WHAT YOU SHOULD DO :: Lines holding the string "going" are the ones to copy from this listing.

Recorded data
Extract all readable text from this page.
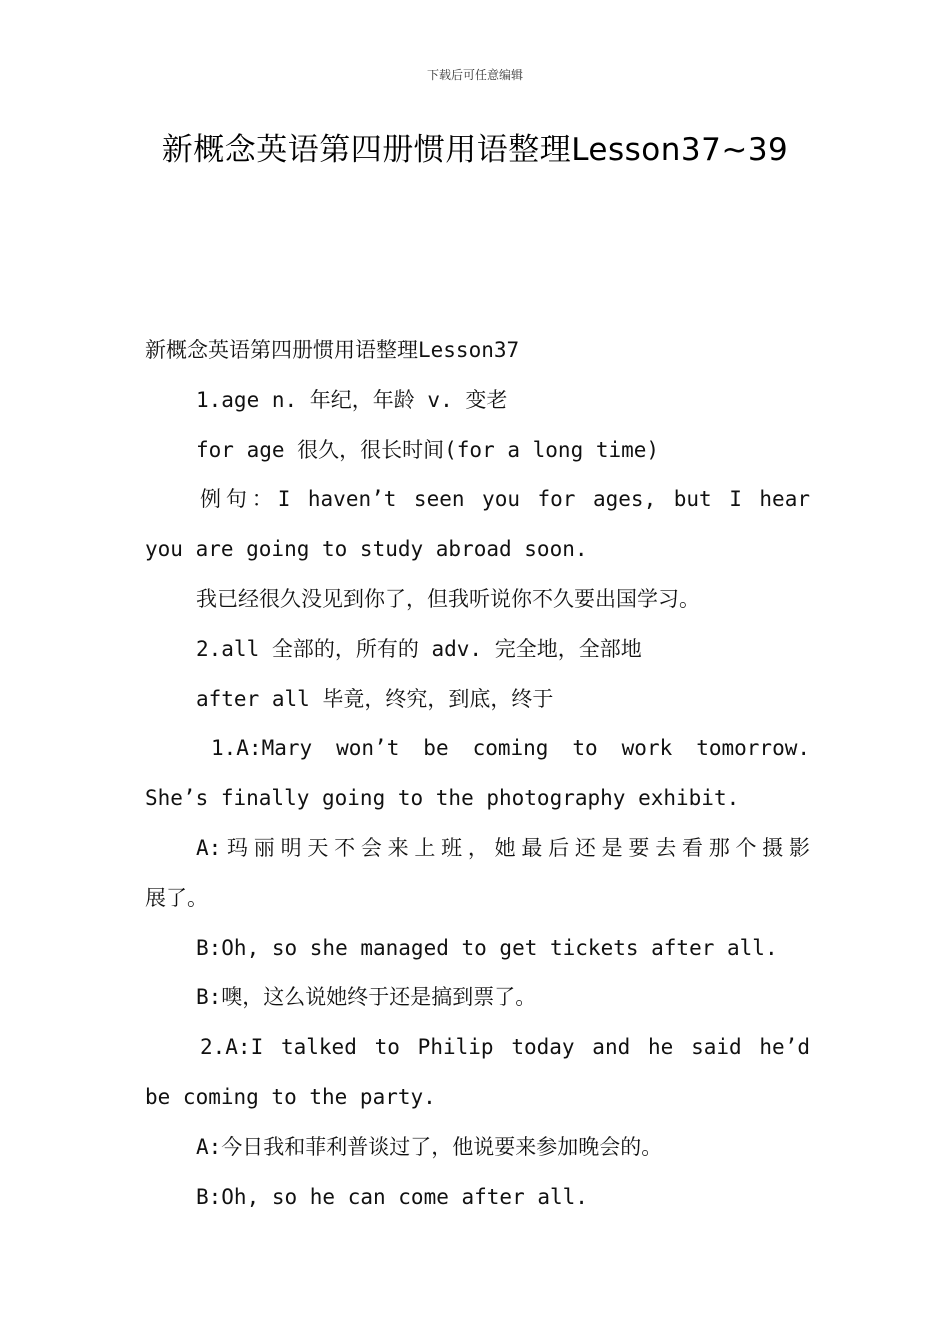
下载后可任意编辑
新概念英语第四册惯用语整理Lesson37~39
新概念英语第四册惯用语整理Lesson37
1.age n. 年纪，年龄 v. 变老
for age 很久，很长时间(for a long time)
例句：I haven’t seen you for ages, but I hear
you are going to study abroad soon.
我已经很久没见到你了，但我听说你不久要出国学习。
2.all 全部的，所有的 adv. 完全地，全部地
after all 毕竟，终究，到底，终于
1.A:Mary won’t be coming to work tomorrow.
She’s finally going to the photography exhibit.
A:玛丽明天不会来上班，她最后还是要去看那个摄影
展了。
B:Oh, so she managed to get tickets after all.
B:噢，这么说她终于还是搞到票了。
2.A:I talked to Philip today and he said he’d
be coming to the party.
A:今日我和菲利普谈过了，他说要来参加晚会的。
B:Oh, so he can come after all.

ANSWER FOR THE TASK ::
you are going to study abroad soon.
She’s finally going to the photography exhibit.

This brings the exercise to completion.